> _TASK BRIEF_
Answer with nothing but the number of lines that include the word "used".

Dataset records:
********************

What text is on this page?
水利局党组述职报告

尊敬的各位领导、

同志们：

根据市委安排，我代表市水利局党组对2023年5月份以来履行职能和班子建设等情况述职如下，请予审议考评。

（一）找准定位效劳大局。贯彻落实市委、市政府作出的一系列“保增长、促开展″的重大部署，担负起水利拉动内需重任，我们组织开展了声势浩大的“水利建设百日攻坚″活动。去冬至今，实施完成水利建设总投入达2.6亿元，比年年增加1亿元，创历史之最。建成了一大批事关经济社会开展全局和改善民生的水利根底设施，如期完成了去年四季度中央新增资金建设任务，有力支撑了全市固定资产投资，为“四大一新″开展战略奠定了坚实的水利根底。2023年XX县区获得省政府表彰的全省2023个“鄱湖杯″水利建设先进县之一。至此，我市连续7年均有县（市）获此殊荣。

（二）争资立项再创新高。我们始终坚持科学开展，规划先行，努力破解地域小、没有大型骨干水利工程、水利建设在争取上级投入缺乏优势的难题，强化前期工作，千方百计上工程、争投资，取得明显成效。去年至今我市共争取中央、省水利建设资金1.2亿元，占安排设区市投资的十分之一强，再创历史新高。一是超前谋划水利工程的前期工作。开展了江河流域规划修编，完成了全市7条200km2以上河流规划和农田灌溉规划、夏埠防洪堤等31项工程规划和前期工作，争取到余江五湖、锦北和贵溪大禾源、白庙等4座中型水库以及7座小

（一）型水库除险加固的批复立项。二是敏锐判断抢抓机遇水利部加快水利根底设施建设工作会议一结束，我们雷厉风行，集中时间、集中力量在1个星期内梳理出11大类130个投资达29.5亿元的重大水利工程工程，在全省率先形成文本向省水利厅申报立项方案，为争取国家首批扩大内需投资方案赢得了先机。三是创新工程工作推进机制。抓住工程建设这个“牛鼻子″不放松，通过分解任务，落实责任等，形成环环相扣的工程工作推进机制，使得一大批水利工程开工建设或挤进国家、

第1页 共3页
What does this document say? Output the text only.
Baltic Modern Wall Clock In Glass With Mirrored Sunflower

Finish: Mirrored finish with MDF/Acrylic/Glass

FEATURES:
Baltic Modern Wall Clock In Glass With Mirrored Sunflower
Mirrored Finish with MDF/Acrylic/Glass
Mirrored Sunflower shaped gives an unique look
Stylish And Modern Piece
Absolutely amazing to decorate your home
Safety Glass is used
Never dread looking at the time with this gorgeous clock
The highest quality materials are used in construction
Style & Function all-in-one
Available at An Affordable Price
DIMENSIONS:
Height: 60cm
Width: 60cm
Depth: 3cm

********************

> _WRITTEN ANSWER_
2